*The task*
Only lines holding the string "lieu" are wanted; copy each one from the material.
+++ Data shown
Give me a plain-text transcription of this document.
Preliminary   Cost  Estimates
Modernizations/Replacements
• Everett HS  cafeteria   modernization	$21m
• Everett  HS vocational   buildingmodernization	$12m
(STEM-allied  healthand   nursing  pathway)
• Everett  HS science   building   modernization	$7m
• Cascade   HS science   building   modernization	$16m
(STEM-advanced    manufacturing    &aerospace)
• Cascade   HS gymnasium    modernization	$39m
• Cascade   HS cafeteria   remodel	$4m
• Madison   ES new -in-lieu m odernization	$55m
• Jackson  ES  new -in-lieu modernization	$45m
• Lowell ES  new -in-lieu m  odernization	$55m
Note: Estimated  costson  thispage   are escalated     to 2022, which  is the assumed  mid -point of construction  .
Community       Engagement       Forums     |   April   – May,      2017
++++++
+++ Data shown
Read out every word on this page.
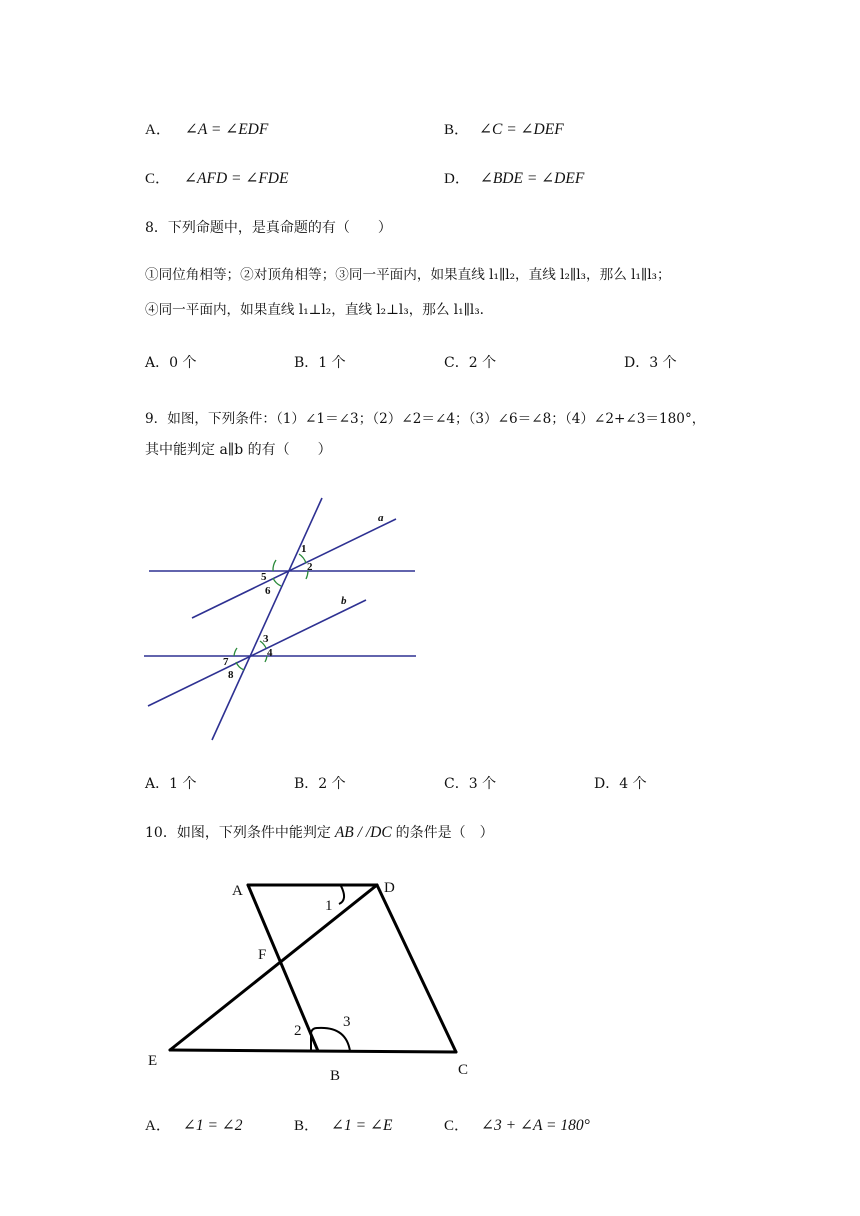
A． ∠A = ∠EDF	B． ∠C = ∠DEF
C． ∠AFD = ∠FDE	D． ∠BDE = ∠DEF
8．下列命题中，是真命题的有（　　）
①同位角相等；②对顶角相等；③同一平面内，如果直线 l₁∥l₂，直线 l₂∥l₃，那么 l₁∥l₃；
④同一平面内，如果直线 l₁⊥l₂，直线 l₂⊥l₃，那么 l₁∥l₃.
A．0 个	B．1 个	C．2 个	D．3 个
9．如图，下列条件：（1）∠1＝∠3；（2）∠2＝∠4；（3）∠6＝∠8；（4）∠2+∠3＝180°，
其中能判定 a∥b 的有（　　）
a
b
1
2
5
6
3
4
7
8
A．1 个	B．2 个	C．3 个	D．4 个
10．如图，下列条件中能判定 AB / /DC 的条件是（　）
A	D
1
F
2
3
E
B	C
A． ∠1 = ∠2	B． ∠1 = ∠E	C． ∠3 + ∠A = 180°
++++++
+++ Data shown
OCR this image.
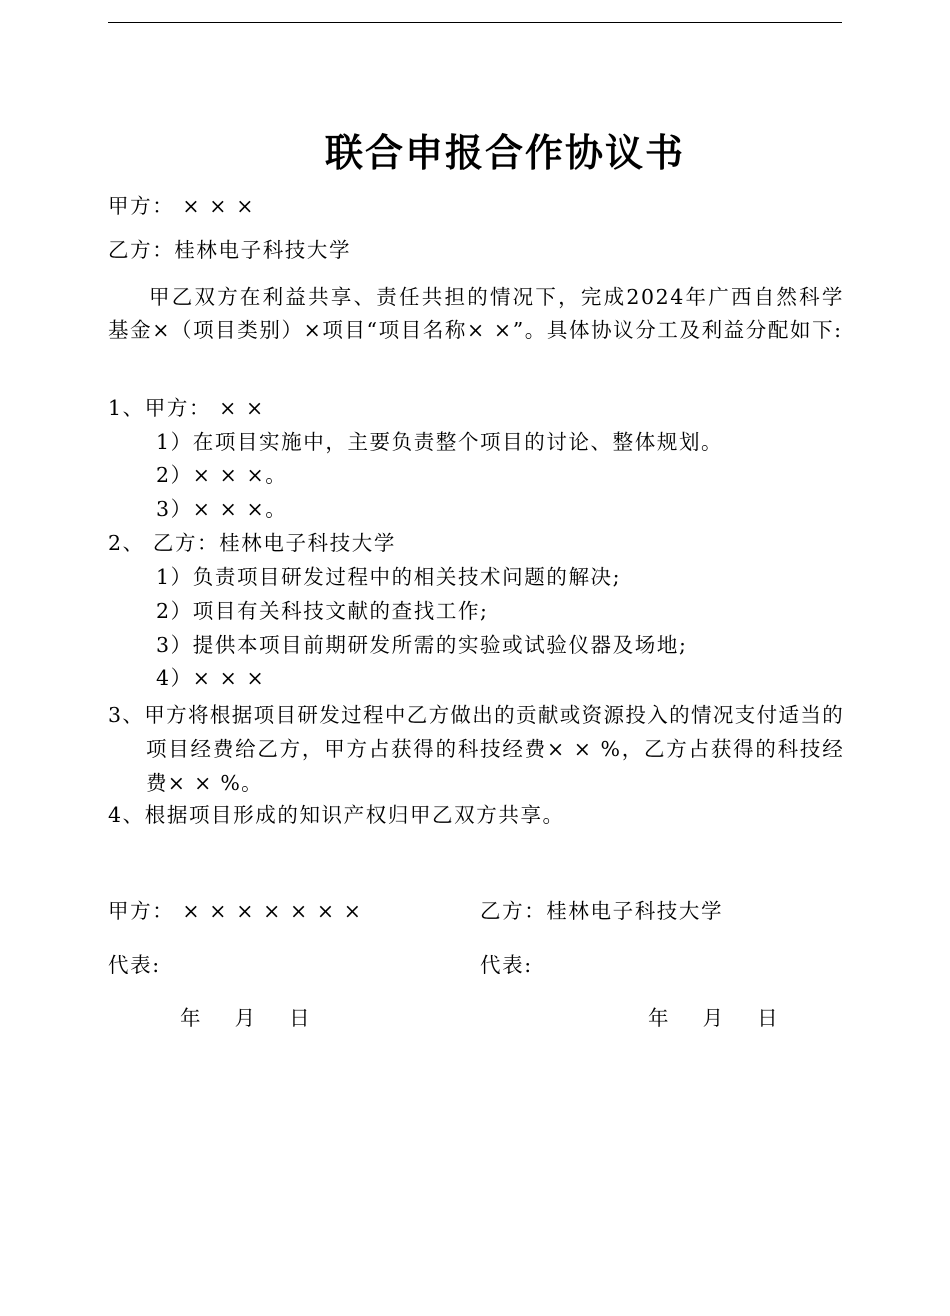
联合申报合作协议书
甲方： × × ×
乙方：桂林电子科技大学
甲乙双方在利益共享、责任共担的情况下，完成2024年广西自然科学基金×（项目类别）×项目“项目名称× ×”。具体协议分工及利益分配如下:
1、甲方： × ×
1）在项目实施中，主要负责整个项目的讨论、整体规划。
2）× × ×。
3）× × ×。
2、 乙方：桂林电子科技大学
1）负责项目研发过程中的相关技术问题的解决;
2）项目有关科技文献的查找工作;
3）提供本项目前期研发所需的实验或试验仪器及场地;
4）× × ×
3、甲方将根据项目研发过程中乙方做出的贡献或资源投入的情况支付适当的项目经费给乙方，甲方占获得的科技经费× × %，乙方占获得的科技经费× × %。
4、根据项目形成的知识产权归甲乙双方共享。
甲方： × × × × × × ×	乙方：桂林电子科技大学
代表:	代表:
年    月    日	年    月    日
++++++
*Task result*
• Madison   ES new -in-lieu m odernization	$55m
• Jackson  ES  new -in-lieu modernization	$45m
• Lowell ES  new -in-lieu m  odernization	$55m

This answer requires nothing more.